* BEGIN *
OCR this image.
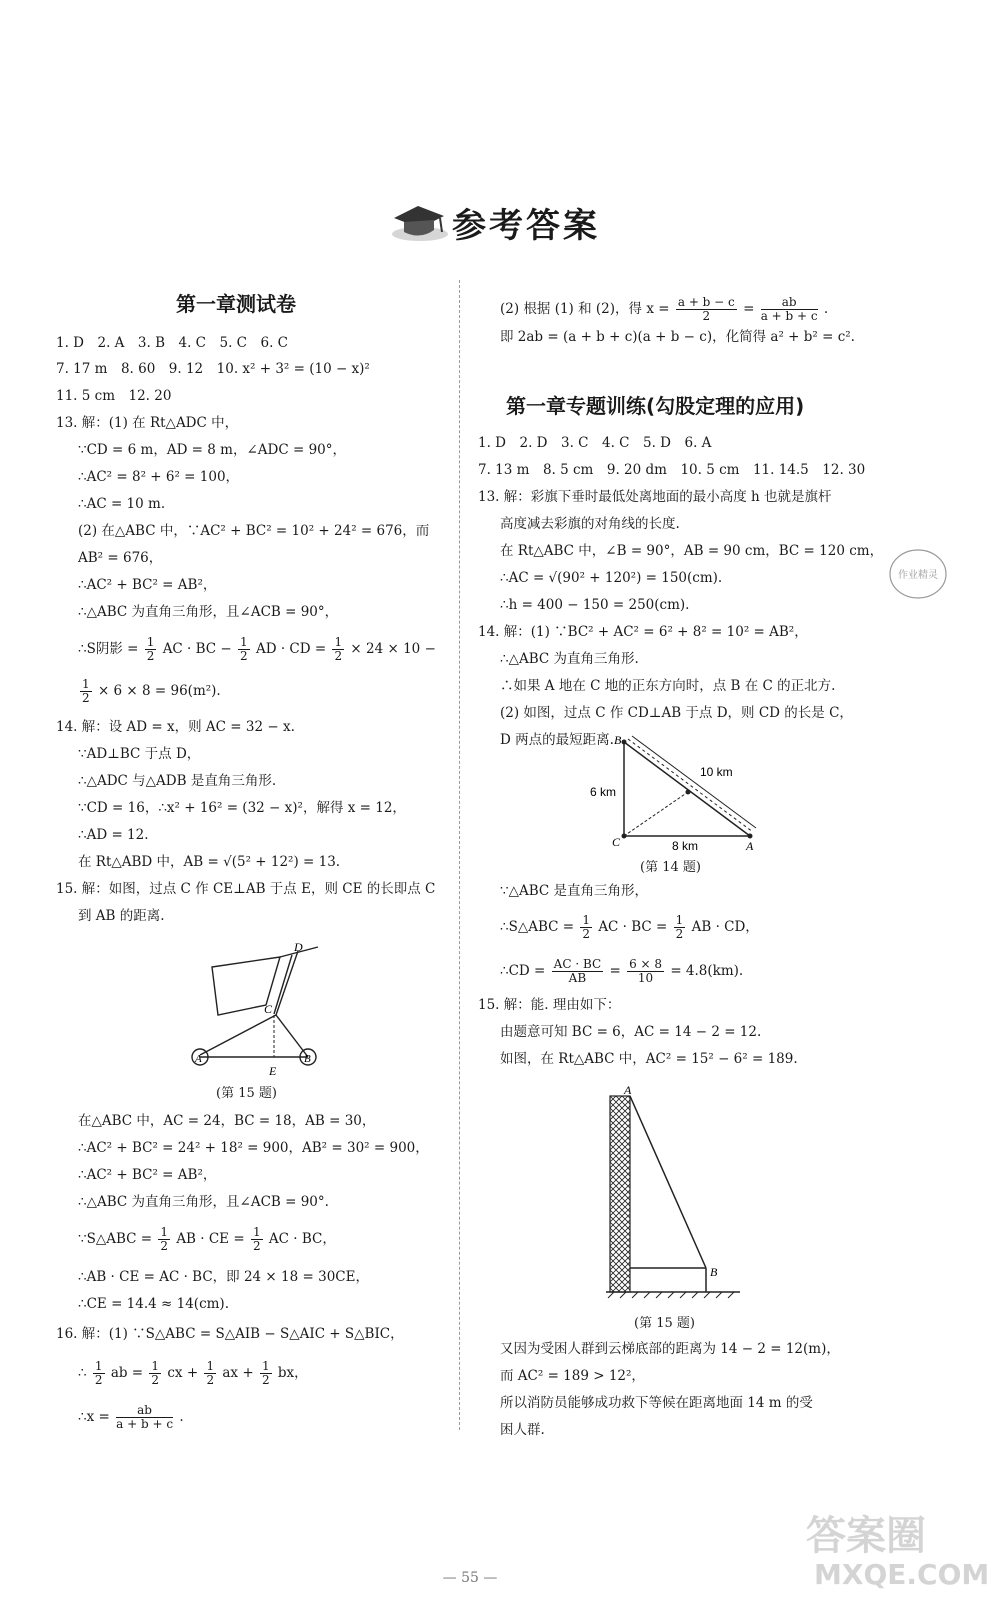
参考答案
第一章测试卷
1. D　2. A　3. B　4. C　5. C　6. C
7. 17 m　8. 60　9. 12　10. x² + 3² = (10 − x)²
11. 5 cm　12. 20
13. 解：(1) 在 Rt△ADC 中，
∵CD = 6 m，AD = 8 m，∠ADC = 90°，
∴AC² = 8² + 6² = 100，
∴AC = 10 m.
(2) 在△ABC 中，∵AC² + BC² = 10² + 24² = 676，而
AB² = 676，
∴AC² + BC² = AB²，
∴△ABC 为直角三角形，且∠ACB = 90°，
∴S阴影 = $\frac{1}{2}$ AC · BC − $\frac{1}{2}$ AD · CD = $\frac{1}{2} \times 24 \times 10$ −
$\frac{1}{2} \times 6 \times 8 = 96(m^2)$.
14. 解：设 AD = x，则 AC = 32 − x.
∵AD⊥BC 于点 D，
∴△ADC 与△ADB 是直角三角形.
∵CD = 16，∴x² + 16² = (32 − x)²，解得 x = 12，
∴AD = 12.
在 Rt△ABD 中，AB = √(5² + 12²) = 13.
15. 解：如图，过点 C 作 CE⊥AB 于点 E，则 CE 的长即点 C
到 AB 的距离.
D
C
A	B
E
(第 15 题)
在△ABC 中，AC = 24，BC = 18，AB = 30，
∴AC² + BC² = 24² + 18² = 900，AB² = 30² = 900，
∴AC² + BC² = AB²，
∴△ABC 为直角三角形，且∠ACB = 90°.
∵S△ABC = $\frac{1}{2}$ AB · CE = $\frac{1}{2}$ AC · BC，
∴AB · CE = AC · BC，即 24 × 18 = 30CE，
∴CE = 14.4 ≈ 14(cm).
16. 解：(1) ∵S△ABC = S△AIB − S△AIC + S△BIC，
∴ $\frac{1}{2}$ ab = $\frac{1}{2}$ cx + $\frac{1}{2}$ ax + $\frac{1}{2}$ bx，
∴x = $\frac{ab}{a + b + c}$ .
(2) 根据 (1) 和 (2)，得 $x = \frac{a + b - c}{2} = \frac{ab}{a + b + c}$ .
即 2ab = (a + b + c)(a + b − c)，化简得 a² + b² = c².
第一章专题训练(勾股定理的应用)
1. D　2. D　3. C　4. C　5. D　6. A
7. 13 m　8. 5 cm　9. 20 dm　10. 5 cm　11. 14.5　12. 30
13. 解：彩旗下垂时最低处离地面的最小高度 h 也就是旗杆
高度减去彩旗的对角线的长度.
在 Rt△ABC 中，∠B = 90°，AB = 90 cm，BC = 120 cm，
∴AC = √(90² + 120²) = 150(cm).
∴h = 400 − 150 = 250(cm).
14. 解：(1) ∵BC² + AC² = 6² + 8² = 10² = AB²，
∴△ABC 为直角三角形.
∴如果 A 地在 C 地的正东方向时，点 B 在 C 的正北方.
(2) 如图，过点 C 作 CD⊥AB 于点 D，则 CD 的长是 C，
D 两点的最短距离. B
C	A
6 km
8 km
10 km
(第 14 题)
∵△ABC 是直角三角形，
∴S△ABC = $\frac{1}{2}$ AC · BC = $\frac{1}{2}$ AB · CD，
∴CD = $\frac{AC \cdot BC}{AB} = \frac{6 \times 8}{10} = 4.8(km)$.
15. 解：能. 理由如下：
由题意可知 BC = 6，AC = 14 − 2 = 12.
如图，在 Rt△ABC 中，AC² = 15² − 6² = 189.
A
B
(第 15 题)
又因为受困人群到云梯底部的距离为 14 − 2 = 12(m)，
而 AC² = 189 > 12²，
所以消防员能够成功救下等候在距离地面 14 m 的受
困人群.
作业精灵
— 55 —
答案圈
MXQE.COM
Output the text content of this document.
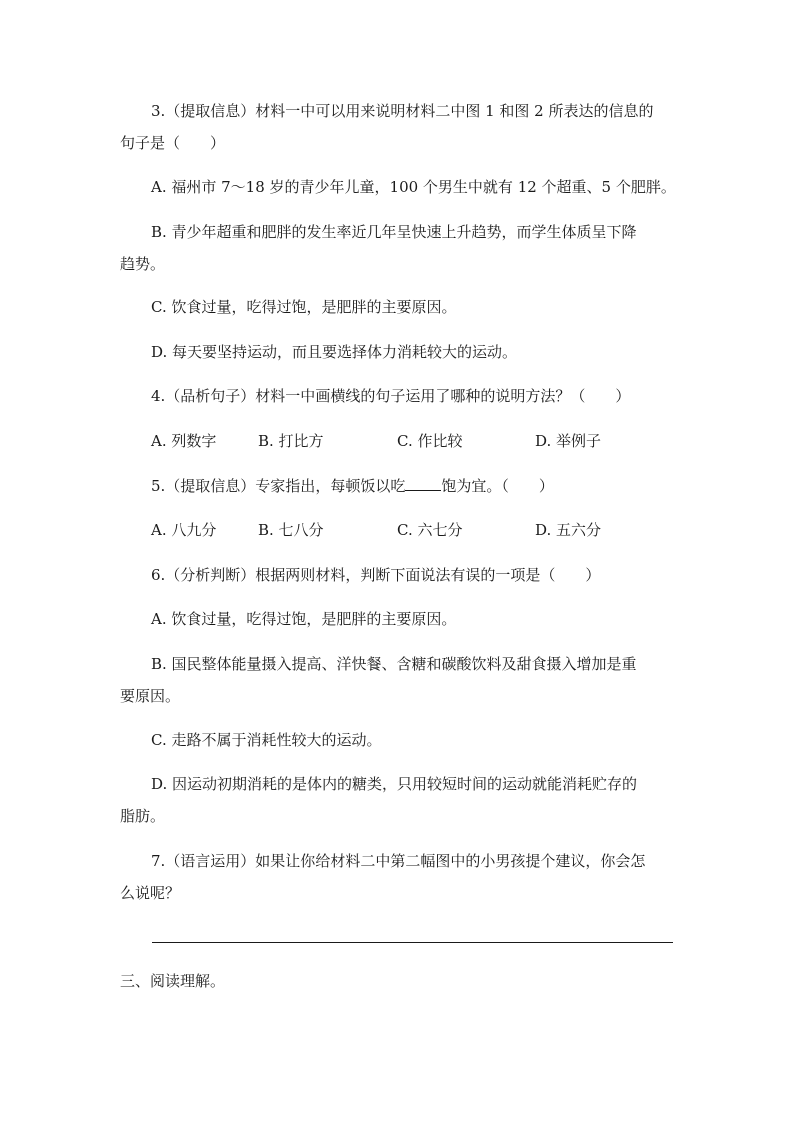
3.（提取信息）材料一中可以用来说明材料二中图 1 和图 2 所表达的信息的
句子是（　　）
A. 福州市 7～18 岁的青少年儿童，100 个男生中就有 12 个超重、5 个肥胖。
B. 青少年超重和肥胖的发生率近几年呈快速上升趋势，而学生体质呈下降
趋势。
C. 饮食过量，吃得过饱，是肥胖的主要原因。
D. 每天要坚持运动，而且要选择体力消耗较大的运动。
4.（品析句子）材料一中画横线的句子运用了哪种的说明方法？（　　）
A. 列数字	B. 打比方	C. 作比较	D. 举例子
5.（提取信息）专家指出，每顿饭以吃 饱为宜。（　　）
A. 八九分	B. 七八分	C. 六七分	D. 五六分
6.（分析判断）根据两则材料，判断下面说法有误的一项是（　　）
A. 饮食过量，吃得过饱，是肥胖的主要原因。
B. 国民整体能量摄入提高、洋快餐、含糖和碳酸饮料及甜食摄入增加是重
要原因。
C. 走路不属于消耗性较大的运动。
D. 因运动初期消耗的是体内的糖类，只用较短时间的运动就能消耗贮存的
脂肪。
7.（语言运用）如果让你给材料二中第二幅图中的小男孩提个建议，你会怎
么说呢？
三、阅读理解。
* END *
Task brief:
Copy each line in full and exactly, omitting any picture.

Task solution:
OCR this image.
参考答案
第一章测试卷
1. D　2. A　3. B　4. C　5. C　6. C
7. 17 m　8. 60　9. 12　10. x² + 3² = (10 − x)²
11. 5 cm　12. 20
13. 解：(1) 在 Rt△ADC 中，
∵CD = 6 m，AD = 8 m，∠ADC = 90°，
∴AC² = 8² + 6² = 100，
∴AC = 10 m.
(2) 在△ABC 中，∵AC² + BC² = 10² + 24² = 676，而
AB² = 676，
∴AC² + BC² = AB²，
∴△ABC 为直角三角形，且∠ACB = 90°，
∴S阴影 = $\frac{1}{2}$ AC · BC − $\frac{1}{2}$ AD · CD = $\frac{1}{2} \times 24 \times 10$ −
$\frac{1}{2} \times 6 \times 8 = 96(m^2)$.
14. 解：设 AD = x，则 AC = 32 − x.
∵AD⊥BC 于点 D，
∴△ADC 与△ADB 是直角三角形.
∵CD = 16，∴x² + 16² = (32 − x)²，解得 x = 12，
∴AD = 12.
在 Rt△ABD 中，AB = √(5² + 12²) = 13.
15. 解：如图，过点 C 作 CE⊥AB 于点 E，则 CE 的长即点 C
到 AB 的距离.
D
C
A	B
E
(第 15 题)
在△ABC 中，AC = 24，BC = 18，AB = 30，
∴AC² + BC² = 24² + 18² = 900，AB² = 30² = 900，
∴AC² + BC² = AB²，
∴△ABC 为直角三角形，且∠ACB = 90°.
∵S△ABC = $\frac{1}{2}$ AB · CE = $\frac{1}{2}$ AC · BC，
∴AB · CE = AC · BC，即 24 × 18 = 30CE，
∴CE = 14.4 ≈ 14(cm).
16. 解：(1) ∵S△ABC = S△AIB − S△AIC + S△BIC，
∴ $\frac{1}{2}$ ab = $\frac{1}{2}$ cx + $\frac{1}{2}$ ax + $\frac{1}{2}$ bx，
∴x = $\frac{ab}{a + b + c}$ .
(2) 根据 (1) 和 (2)，得 $x = \frac{a + b - c}{2} = \frac{ab}{a + b + c}$ .
即 2ab = (a + b + c)(a + b − c)，化简得 a² + b² = c².
第一章专题训练(勾股定理的应用)
1. D　2. D　3. C　4. C　5. D　6. A
7. 13 m　8. 5 cm　9. 20 dm　10. 5 cm　11. 14.5　12. 30
13. 解：彩旗下垂时最低处离地面的最小高度 h 也就是旗杆
高度减去彩旗的对角线的长度.
在 Rt△ABC 中，∠B = 90°，AB = 90 cm，BC = 120 cm，
∴AC = √(90² + 120²) = 150(cm).
∴h = 400 − 150 = 250(cm).
14. 解：(1) ∵BC² + AC² = 6² + 8² = 10² = AB²，
∴△ABC 为直角三角形.
∴如果 A 地在 C 地的正东方向时，点 B 在 C 的正北方.
(2) 如图，过点 C 作 CD⊥AB 于点 D，则 CD 的长是 C，
D 两点的最短距离. B
C	A
6 km
8 km
10 km
(第 14 题)
∵△ABC 是直角三角形，
∴S△ABC = $\frac{1}{2}$ AC · BC = $\frac{1}{2}$ AB · CD，
∴CD = $\frac{AC \cdot BC}{AB} = \frac{6 \times 8}{10} = 4.8(km)$.
15. 解：能. 理由如下：
由题意可知 BC = 6，AC = 14 − 2 = 12.
如图，在 Rt△ABC 中，AC² = 15² − 6² = 189.
A
B
(第 15 题)
又因为受困人群到云梯底部的距离为 14 − 2 = 12(m)，
而 AC² = 189 > 12²，
所以消防员能够成功救下等候在距离地面 14 m 的受
困人群.
作业精灵
— 55 —
答案圈
MXQE.COM
Output the text content of this document.
3.（提取信息）材料一中可以用来说明材料二中图 1 和图 2 所表达的信息的
句子是（　　）
A. 福州市 7～18 岁的青少年儿童，100 个男生中就有 12 个超重、5 个肥胖。
B. 青少年超重和肥胖的发生率近几年呈快速上升趋势，而学生体质呈下降
趋势。
C. 饮食过量，吃得过饱，是肥胖的主要原因。
D. 每天要坚持运动，而且要选择体力消耗较大的运动。
4.（品析句子）材料一中画横线的句子运用了哪种的说明方法？（　　）
A. 列数字	B. 打比方	C. 作比较	D. 举例子
5.（提取信息）专家指出，每顿饭以吃 饱为宜。（　　）
A. 八九分	B. 七八分	C. 六七分	D. 五六分
6.（分析判断）根据两则材料，判断下面说法有误的一项是（　　）
A. 饮食过量，吃得过饱，是肥胖的主要原因。
B. 国民整体能量摄入提高、洋快餐、含糖和碳酸饮料及甜食摄入增加是重
要原因。
C. 走路不属于消耗性较大的运动。
D. 因运动初期消耗的是体内的糖类，只用较短时间的运动就能消耗贮存的
脂肪。
7.（语言运用）如果让你给材料二中第二幅图中的小男孩提个建议，你会怎
么说呢？
三、阅读理解。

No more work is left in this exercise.